WHAT YOU NEED TO DO: Which lines below hold the word "JSON"? Report each one.

SOURCE MATERIAL:
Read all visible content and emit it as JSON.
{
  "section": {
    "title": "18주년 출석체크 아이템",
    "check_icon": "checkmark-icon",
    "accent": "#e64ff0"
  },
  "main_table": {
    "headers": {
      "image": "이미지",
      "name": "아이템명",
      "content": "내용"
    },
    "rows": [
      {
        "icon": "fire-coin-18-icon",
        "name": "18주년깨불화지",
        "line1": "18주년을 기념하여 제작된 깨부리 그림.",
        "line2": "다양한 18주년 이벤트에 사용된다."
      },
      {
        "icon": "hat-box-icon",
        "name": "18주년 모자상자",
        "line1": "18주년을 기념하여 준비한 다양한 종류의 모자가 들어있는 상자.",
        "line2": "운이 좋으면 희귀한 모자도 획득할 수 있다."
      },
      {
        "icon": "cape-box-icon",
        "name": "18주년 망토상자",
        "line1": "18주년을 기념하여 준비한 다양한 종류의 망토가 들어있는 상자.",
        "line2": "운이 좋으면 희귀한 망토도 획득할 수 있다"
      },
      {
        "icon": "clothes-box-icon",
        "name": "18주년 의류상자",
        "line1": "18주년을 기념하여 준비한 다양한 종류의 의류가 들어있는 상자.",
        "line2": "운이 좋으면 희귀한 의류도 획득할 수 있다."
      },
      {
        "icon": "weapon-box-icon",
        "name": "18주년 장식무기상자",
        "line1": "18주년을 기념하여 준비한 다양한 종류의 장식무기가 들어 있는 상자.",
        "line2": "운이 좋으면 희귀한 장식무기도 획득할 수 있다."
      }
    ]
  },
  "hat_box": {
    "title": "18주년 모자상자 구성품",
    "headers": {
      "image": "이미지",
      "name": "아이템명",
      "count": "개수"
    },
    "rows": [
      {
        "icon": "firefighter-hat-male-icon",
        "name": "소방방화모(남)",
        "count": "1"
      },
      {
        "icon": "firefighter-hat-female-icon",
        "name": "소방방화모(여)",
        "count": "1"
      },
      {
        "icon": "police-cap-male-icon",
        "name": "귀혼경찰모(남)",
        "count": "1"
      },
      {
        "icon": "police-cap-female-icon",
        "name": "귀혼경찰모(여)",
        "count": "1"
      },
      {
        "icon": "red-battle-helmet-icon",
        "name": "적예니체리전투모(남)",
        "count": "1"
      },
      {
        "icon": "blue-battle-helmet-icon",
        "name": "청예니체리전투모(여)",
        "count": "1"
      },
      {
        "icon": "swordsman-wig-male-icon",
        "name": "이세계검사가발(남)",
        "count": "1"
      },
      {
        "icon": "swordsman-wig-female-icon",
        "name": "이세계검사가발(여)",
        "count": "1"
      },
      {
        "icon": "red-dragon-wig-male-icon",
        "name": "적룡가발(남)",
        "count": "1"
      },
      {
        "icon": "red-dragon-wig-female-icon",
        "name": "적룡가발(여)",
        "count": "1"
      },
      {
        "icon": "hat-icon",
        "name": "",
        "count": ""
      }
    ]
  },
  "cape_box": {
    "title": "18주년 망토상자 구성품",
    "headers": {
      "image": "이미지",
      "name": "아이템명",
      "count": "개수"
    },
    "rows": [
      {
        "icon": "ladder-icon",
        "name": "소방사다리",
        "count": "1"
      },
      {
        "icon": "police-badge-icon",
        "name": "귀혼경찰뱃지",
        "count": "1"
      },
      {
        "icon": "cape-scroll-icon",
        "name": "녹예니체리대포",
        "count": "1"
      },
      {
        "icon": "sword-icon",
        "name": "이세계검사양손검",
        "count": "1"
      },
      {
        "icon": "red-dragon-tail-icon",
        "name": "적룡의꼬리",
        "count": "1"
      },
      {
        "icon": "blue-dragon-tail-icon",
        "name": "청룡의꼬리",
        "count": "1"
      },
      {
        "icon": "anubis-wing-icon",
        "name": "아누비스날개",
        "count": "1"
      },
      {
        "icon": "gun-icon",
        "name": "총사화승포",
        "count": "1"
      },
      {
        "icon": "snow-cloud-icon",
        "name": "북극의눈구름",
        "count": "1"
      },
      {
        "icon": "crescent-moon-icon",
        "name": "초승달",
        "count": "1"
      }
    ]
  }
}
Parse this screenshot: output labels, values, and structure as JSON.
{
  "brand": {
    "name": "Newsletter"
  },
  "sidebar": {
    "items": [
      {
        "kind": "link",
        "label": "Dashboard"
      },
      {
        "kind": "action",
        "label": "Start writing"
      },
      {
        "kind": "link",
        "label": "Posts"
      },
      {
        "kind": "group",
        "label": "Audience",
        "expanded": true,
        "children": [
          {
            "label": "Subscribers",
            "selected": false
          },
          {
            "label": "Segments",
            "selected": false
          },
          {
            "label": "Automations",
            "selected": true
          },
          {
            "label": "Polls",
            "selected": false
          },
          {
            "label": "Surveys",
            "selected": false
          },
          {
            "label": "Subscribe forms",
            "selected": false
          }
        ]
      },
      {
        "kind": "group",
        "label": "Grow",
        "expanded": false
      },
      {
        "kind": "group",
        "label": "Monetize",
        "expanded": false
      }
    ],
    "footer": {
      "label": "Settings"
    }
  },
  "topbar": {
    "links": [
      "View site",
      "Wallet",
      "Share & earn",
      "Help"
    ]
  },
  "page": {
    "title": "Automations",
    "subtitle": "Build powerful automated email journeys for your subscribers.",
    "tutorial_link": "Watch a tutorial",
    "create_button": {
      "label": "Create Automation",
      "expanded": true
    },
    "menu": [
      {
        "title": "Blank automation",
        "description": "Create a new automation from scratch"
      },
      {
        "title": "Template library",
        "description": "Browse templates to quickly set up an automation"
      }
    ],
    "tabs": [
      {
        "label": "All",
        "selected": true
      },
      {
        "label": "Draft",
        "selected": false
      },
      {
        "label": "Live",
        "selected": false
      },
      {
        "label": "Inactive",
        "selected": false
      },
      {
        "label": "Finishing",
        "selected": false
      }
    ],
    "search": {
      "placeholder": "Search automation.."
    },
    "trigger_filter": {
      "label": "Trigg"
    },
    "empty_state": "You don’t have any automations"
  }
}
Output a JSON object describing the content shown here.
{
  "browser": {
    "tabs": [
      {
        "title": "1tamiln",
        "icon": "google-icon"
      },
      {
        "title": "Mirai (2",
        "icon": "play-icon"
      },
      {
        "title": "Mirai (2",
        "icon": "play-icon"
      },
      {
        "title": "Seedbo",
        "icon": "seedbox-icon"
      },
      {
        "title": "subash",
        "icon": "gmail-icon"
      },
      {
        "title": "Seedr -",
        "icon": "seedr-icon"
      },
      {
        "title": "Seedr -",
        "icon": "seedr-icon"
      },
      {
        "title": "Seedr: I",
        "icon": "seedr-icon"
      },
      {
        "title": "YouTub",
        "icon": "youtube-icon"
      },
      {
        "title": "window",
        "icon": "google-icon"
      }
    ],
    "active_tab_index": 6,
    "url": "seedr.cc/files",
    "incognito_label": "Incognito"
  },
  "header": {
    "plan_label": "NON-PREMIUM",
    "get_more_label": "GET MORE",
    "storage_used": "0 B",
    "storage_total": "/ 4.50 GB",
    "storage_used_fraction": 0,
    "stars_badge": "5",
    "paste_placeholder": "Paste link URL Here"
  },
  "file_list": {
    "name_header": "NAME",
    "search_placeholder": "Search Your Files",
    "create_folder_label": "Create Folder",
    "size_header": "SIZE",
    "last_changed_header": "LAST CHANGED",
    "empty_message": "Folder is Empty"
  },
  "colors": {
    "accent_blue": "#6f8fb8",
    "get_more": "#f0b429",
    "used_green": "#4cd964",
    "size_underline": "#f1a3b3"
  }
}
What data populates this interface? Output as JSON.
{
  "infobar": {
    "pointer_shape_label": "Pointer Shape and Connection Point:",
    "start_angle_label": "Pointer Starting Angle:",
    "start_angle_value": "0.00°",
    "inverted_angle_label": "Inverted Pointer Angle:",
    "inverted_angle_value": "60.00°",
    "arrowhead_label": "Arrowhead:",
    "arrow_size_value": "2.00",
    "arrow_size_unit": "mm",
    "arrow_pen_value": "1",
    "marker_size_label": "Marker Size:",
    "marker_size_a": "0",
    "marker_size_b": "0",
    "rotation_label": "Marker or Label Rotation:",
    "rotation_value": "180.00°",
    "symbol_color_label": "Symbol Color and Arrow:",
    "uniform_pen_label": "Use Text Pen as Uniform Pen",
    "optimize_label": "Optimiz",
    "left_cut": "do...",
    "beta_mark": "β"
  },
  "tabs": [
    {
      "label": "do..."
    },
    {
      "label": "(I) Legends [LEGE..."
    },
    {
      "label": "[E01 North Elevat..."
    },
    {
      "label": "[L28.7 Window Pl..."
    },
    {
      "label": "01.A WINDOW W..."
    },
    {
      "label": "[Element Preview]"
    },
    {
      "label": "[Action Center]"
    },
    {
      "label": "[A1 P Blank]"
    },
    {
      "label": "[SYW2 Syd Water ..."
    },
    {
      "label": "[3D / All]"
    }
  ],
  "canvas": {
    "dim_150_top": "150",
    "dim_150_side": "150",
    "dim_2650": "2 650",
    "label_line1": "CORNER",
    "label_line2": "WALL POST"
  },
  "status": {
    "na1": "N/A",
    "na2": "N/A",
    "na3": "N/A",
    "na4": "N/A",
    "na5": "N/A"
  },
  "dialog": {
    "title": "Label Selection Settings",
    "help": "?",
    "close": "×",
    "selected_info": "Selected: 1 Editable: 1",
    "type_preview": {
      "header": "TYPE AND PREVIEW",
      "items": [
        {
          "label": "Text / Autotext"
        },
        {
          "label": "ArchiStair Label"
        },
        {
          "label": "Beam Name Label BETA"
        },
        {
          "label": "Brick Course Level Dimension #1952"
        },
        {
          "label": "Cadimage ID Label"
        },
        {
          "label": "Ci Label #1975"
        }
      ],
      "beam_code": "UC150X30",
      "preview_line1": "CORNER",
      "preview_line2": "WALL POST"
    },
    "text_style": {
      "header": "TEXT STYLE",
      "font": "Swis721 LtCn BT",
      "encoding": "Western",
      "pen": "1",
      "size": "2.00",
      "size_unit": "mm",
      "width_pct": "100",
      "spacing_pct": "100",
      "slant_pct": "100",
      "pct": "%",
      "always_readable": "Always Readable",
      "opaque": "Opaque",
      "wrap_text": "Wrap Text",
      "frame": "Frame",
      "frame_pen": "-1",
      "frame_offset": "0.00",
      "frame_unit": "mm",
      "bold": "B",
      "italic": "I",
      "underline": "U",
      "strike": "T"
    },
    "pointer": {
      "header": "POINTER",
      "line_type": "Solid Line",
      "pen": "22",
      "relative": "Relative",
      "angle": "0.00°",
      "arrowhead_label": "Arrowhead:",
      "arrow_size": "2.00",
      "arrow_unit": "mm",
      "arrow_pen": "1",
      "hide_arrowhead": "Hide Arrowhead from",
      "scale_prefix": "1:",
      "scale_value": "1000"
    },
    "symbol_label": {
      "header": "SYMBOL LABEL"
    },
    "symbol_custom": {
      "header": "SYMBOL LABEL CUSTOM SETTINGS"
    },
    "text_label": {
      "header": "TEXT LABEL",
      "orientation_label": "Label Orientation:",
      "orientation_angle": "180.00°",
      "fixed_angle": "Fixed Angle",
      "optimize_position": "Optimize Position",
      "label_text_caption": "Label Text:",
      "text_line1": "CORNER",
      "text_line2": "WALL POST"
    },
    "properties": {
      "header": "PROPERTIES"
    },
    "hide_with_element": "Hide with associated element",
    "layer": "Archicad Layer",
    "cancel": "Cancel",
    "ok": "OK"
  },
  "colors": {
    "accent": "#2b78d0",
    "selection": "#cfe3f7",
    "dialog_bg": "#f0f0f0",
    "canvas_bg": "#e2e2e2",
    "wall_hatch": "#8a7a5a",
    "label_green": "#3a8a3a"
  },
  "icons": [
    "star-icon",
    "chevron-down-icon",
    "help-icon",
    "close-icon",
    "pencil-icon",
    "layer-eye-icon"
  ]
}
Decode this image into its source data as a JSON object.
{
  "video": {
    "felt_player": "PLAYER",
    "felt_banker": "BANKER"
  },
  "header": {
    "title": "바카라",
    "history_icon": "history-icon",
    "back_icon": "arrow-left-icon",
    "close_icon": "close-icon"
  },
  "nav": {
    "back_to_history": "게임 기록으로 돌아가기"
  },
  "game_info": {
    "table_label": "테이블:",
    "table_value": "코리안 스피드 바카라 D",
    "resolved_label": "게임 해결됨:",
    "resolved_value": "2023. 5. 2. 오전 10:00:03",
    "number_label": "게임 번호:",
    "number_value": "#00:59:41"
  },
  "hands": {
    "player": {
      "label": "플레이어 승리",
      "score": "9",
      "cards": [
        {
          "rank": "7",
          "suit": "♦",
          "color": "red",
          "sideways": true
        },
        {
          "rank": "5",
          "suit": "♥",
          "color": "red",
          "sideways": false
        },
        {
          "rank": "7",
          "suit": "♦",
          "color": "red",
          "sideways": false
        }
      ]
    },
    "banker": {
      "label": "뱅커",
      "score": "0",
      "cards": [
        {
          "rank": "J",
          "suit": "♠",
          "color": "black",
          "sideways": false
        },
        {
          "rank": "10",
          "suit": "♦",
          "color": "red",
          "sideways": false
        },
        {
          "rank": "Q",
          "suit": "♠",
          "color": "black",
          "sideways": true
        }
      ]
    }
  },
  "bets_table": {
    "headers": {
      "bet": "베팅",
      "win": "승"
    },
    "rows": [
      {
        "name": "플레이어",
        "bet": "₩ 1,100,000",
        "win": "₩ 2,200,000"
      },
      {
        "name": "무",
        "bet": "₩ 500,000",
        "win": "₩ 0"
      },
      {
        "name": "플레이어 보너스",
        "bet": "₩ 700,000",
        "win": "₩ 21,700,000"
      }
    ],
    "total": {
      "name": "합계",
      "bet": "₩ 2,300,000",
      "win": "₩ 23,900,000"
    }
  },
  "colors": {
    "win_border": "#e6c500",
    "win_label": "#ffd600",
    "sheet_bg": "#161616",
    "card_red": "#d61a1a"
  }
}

TASK SOLUTION:
Read all visible content and emit it as JSON.
Parse this screenshot: output labels, values, and structure as JSON.
Output a JSON object describing the content shown here.
What data populates this interface? Output as JSON.
Decode this image into its source data as a JSON object.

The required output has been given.